Check every line below for the word "avec" and copy the ones that have it.
+--
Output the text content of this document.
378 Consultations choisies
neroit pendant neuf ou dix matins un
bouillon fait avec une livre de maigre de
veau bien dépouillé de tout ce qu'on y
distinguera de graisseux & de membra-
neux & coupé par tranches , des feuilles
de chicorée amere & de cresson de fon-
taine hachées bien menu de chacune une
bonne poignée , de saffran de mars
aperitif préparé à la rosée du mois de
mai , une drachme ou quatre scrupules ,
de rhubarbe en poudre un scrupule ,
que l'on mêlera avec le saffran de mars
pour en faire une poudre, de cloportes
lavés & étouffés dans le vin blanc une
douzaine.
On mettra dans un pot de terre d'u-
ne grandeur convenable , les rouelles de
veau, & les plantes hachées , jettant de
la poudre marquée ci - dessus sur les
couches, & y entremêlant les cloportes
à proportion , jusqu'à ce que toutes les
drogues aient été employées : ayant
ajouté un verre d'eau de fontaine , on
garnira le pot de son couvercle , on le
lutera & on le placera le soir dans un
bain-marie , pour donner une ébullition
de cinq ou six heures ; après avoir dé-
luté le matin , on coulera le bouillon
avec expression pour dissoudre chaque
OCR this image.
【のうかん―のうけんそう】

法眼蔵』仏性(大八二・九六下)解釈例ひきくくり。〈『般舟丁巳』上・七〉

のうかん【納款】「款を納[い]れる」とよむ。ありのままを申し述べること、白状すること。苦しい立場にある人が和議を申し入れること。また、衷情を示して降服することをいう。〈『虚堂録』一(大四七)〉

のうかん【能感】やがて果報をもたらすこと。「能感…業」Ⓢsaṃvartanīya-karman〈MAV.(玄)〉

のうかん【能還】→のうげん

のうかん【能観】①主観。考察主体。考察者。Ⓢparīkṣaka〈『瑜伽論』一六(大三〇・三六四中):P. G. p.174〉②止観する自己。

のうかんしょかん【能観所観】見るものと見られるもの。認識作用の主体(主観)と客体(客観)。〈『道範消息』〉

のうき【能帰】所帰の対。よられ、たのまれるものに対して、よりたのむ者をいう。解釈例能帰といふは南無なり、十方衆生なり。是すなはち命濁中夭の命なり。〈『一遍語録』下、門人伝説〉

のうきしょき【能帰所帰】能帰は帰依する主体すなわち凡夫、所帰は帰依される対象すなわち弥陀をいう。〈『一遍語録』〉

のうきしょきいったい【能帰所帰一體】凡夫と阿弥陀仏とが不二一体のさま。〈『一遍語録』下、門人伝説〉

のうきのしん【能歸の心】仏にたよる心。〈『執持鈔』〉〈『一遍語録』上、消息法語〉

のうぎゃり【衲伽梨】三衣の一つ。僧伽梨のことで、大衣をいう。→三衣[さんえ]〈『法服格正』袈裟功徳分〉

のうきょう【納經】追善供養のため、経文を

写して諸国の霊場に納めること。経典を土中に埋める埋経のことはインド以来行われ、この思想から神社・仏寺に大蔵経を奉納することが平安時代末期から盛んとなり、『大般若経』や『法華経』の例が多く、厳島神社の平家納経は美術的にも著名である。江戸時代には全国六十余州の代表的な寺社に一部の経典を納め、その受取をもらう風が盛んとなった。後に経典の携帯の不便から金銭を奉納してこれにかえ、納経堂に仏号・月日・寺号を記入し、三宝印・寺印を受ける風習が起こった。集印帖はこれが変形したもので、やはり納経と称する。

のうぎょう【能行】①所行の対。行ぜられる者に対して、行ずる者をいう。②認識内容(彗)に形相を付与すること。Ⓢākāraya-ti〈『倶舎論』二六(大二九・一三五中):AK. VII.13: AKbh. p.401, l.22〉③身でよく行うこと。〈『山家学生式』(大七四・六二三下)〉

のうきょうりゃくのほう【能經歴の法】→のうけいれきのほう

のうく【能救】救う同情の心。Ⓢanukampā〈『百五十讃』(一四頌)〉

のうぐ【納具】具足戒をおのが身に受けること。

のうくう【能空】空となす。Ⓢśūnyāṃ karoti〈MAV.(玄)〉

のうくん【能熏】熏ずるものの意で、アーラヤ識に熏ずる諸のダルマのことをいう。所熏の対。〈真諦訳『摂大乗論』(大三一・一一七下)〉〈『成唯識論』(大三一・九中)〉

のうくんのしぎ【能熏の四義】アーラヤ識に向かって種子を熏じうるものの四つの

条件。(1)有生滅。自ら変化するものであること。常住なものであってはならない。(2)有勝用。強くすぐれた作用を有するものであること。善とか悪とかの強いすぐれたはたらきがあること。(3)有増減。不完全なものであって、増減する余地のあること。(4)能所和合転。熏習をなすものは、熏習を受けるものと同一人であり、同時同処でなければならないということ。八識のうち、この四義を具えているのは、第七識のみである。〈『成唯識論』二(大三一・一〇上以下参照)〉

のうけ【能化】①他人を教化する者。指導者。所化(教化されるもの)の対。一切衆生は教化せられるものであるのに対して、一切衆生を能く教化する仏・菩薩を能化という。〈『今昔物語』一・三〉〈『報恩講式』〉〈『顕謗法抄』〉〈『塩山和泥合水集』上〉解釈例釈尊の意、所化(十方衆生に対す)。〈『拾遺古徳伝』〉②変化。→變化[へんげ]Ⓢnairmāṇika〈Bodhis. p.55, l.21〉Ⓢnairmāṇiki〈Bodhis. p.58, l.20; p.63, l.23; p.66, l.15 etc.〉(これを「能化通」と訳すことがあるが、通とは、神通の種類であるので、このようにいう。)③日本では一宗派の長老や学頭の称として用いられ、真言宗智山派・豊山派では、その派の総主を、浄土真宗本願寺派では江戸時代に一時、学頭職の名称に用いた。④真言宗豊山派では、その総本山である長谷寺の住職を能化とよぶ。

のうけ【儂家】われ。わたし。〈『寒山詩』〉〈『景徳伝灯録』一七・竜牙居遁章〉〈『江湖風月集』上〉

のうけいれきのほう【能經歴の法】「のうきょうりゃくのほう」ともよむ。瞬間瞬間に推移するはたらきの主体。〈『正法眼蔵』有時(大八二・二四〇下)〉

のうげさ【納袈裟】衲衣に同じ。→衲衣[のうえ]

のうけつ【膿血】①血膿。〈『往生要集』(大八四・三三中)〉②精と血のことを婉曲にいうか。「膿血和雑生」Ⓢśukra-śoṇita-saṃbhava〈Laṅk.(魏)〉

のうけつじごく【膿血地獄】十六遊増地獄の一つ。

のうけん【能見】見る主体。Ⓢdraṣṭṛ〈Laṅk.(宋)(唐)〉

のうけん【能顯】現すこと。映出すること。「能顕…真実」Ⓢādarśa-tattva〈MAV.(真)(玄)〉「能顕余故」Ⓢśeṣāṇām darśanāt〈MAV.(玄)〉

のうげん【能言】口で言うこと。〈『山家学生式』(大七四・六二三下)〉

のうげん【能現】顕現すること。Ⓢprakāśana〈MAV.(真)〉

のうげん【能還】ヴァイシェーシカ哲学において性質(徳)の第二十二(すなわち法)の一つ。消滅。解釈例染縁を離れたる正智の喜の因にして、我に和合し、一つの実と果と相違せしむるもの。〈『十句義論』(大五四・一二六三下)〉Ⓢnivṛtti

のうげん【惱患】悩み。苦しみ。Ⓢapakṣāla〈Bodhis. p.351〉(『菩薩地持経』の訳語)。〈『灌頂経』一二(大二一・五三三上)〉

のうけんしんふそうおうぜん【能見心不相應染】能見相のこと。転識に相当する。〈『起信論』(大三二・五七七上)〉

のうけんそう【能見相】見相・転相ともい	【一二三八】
+--
■ TASK OUTPUT ■
bouillon fait avec une livre de maigre de
que l'on mêlera avec le saffran de mars
avec expression pour dissoudre chaque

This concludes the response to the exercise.